## ROWS
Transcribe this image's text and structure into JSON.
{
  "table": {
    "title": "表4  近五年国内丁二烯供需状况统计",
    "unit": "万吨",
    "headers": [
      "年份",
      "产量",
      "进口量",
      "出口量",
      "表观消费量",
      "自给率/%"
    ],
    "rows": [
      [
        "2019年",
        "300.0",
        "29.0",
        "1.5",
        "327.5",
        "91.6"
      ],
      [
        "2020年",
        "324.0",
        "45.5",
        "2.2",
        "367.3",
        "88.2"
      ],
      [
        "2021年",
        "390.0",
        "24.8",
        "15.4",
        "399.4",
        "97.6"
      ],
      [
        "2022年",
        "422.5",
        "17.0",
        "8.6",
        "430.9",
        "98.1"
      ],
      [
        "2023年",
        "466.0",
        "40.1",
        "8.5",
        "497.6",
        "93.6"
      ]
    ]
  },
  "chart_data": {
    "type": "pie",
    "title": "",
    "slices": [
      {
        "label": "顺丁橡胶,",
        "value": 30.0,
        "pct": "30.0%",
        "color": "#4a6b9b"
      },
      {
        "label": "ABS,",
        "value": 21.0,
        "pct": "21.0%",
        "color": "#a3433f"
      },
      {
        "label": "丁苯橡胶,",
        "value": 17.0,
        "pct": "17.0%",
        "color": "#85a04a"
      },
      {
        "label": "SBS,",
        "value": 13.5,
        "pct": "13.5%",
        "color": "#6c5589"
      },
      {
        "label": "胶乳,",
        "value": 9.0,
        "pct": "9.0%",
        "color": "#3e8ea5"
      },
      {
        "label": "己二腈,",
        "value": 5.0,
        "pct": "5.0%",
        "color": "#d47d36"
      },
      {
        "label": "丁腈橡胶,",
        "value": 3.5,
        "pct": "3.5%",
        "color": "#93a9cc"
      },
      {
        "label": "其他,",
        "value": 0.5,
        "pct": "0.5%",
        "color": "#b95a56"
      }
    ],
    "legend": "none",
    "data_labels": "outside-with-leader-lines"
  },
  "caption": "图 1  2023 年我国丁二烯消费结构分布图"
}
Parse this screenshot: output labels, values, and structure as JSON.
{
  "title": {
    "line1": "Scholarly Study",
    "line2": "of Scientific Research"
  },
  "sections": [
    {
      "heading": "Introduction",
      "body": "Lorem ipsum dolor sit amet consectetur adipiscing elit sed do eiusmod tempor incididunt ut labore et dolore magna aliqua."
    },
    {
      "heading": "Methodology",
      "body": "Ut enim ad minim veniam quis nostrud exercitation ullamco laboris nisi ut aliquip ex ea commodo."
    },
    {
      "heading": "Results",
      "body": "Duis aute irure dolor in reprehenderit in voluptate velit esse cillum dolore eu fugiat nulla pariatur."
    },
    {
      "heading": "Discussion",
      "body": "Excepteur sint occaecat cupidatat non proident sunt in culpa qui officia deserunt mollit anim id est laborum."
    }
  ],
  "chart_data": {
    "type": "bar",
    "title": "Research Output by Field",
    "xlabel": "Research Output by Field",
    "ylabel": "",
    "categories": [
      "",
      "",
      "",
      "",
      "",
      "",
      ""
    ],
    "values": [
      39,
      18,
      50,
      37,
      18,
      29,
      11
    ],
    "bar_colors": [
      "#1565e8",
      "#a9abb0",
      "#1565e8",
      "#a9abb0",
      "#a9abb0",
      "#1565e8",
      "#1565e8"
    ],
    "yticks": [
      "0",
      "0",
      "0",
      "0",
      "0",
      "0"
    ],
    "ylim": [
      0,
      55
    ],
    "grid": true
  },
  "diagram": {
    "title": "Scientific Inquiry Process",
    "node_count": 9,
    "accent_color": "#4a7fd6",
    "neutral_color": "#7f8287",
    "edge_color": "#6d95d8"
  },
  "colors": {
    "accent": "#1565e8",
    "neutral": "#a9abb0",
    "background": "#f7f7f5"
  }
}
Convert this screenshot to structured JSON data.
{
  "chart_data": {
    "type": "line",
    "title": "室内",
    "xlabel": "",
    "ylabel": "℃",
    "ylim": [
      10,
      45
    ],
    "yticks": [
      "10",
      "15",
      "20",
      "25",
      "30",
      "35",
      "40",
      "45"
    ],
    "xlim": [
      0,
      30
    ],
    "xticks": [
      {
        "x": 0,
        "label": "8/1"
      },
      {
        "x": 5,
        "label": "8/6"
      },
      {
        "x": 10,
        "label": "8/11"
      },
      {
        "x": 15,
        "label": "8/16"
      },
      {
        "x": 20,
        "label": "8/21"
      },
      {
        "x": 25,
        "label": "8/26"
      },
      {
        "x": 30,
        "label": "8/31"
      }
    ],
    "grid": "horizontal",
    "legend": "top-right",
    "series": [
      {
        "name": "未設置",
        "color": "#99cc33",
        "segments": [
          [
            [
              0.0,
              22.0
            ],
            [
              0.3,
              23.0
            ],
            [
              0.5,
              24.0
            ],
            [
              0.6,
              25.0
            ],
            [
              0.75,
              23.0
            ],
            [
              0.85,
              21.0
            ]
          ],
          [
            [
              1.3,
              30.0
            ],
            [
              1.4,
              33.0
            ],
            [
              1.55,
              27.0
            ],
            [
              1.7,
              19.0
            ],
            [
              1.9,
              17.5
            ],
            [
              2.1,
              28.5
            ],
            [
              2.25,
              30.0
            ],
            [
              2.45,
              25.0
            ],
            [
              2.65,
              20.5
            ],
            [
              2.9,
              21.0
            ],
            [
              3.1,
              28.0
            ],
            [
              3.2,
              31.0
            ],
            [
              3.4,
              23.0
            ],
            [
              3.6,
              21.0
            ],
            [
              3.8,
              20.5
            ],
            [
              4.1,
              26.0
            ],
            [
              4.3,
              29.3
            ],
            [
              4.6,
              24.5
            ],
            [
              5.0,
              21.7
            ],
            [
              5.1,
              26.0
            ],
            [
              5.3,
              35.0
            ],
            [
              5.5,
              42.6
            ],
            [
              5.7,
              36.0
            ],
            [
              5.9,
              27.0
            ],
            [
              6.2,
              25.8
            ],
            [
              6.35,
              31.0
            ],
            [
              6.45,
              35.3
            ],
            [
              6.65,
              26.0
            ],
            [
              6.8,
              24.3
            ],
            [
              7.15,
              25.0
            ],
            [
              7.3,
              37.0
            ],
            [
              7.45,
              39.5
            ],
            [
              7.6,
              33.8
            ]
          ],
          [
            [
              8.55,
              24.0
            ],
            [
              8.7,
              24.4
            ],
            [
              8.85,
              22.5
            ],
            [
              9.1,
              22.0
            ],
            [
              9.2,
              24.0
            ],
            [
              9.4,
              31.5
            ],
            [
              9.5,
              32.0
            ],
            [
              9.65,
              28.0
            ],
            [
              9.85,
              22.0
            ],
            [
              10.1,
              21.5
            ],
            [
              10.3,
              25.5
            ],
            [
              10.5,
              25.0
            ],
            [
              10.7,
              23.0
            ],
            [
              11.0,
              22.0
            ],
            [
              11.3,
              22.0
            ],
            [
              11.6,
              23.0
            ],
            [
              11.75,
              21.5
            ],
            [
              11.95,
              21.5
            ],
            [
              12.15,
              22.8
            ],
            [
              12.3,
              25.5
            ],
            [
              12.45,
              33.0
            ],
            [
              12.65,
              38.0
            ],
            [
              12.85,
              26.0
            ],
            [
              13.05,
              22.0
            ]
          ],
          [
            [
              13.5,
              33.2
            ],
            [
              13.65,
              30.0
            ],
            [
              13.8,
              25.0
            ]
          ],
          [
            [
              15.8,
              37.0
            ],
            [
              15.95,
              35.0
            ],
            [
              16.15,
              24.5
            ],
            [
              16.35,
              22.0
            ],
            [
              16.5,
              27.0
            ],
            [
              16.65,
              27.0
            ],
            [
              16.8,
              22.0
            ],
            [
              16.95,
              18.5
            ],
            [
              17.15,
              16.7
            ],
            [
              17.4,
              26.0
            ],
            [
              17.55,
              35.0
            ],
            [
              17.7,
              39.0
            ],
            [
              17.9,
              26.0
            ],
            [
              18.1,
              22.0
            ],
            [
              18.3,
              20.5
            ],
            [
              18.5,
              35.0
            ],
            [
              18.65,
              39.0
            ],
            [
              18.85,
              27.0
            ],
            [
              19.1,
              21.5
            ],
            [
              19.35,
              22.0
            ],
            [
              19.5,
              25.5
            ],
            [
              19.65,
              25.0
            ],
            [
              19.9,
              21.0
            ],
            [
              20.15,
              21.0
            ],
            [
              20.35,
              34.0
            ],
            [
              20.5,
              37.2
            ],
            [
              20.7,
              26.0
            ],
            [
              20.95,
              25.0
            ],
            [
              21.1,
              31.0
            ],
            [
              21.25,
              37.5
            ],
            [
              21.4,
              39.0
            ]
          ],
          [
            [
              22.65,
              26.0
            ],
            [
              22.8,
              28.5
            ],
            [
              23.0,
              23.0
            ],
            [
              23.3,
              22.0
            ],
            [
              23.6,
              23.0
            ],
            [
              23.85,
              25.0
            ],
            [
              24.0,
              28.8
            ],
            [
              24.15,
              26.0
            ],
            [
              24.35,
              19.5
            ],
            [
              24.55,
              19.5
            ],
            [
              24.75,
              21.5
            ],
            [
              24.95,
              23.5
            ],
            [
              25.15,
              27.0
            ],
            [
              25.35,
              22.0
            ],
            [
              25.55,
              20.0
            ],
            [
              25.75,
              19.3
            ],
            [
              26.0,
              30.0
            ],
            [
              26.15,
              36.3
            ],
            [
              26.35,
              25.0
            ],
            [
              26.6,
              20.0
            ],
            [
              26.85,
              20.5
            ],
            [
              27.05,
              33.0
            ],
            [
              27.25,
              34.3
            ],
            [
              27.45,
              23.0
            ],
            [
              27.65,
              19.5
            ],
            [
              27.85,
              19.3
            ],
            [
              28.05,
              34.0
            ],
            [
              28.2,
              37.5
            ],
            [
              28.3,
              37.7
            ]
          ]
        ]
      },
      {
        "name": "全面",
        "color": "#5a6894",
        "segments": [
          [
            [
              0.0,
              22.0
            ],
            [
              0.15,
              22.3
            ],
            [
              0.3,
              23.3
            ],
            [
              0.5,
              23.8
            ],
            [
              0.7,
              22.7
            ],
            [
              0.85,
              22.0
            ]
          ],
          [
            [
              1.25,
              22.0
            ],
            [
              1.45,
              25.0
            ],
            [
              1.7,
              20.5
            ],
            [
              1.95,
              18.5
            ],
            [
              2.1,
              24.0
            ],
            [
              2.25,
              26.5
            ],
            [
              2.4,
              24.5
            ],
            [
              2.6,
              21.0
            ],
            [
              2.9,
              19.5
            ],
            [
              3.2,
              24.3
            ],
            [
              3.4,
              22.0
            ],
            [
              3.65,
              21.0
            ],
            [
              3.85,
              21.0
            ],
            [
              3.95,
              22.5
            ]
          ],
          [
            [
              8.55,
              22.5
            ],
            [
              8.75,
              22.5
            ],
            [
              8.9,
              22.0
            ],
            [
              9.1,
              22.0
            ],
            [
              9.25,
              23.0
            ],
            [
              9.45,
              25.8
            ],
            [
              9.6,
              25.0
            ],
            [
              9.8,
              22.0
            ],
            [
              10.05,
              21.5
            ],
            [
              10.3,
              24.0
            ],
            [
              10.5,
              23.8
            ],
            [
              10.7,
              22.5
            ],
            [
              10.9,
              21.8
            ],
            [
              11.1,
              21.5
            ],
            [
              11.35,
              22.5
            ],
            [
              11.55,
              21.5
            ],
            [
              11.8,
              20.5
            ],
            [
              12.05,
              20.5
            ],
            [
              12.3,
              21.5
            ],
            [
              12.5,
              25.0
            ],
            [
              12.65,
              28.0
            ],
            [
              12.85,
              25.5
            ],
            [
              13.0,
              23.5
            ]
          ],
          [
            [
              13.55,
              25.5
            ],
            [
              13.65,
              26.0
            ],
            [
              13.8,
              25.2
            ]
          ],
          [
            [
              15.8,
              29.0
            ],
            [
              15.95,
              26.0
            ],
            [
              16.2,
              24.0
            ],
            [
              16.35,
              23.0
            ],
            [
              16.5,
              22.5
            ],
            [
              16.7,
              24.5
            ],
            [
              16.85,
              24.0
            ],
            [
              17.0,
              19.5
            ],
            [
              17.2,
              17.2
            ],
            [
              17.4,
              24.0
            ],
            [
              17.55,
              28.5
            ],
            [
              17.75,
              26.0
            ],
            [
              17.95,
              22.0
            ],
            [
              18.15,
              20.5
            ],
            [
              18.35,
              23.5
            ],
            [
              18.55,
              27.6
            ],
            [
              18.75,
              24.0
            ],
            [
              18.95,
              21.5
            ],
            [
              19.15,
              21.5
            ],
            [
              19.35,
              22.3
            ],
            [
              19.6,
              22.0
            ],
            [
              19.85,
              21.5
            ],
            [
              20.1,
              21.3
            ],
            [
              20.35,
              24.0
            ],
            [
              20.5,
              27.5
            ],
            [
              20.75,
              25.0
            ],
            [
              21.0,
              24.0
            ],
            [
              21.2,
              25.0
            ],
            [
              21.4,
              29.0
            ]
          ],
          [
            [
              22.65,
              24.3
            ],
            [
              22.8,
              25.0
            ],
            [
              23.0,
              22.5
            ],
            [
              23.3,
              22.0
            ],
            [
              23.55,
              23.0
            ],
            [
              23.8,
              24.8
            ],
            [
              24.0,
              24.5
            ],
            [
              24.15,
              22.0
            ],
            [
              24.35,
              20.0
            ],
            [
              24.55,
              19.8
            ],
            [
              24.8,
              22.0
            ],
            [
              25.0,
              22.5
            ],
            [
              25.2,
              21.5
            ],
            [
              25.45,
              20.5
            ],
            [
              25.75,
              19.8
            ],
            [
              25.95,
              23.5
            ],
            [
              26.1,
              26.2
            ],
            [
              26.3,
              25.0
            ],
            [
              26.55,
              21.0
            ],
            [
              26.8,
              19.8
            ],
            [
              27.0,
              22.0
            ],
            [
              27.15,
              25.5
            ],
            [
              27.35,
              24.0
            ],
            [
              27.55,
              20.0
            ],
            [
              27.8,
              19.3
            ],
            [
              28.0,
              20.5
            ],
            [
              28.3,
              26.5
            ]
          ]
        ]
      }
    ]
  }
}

## EXERCISE INSTRUCTIONS
Return every line above in which the string "title" occurs.

## TASK SOLUTION
    "title": "表4  近五年国内丁二烯供需状况统计",
    "title": "",
  "title": {
    "title": "Research Output by Field",
    "title": "Scientific Inquiry Process",
    "title": "室内",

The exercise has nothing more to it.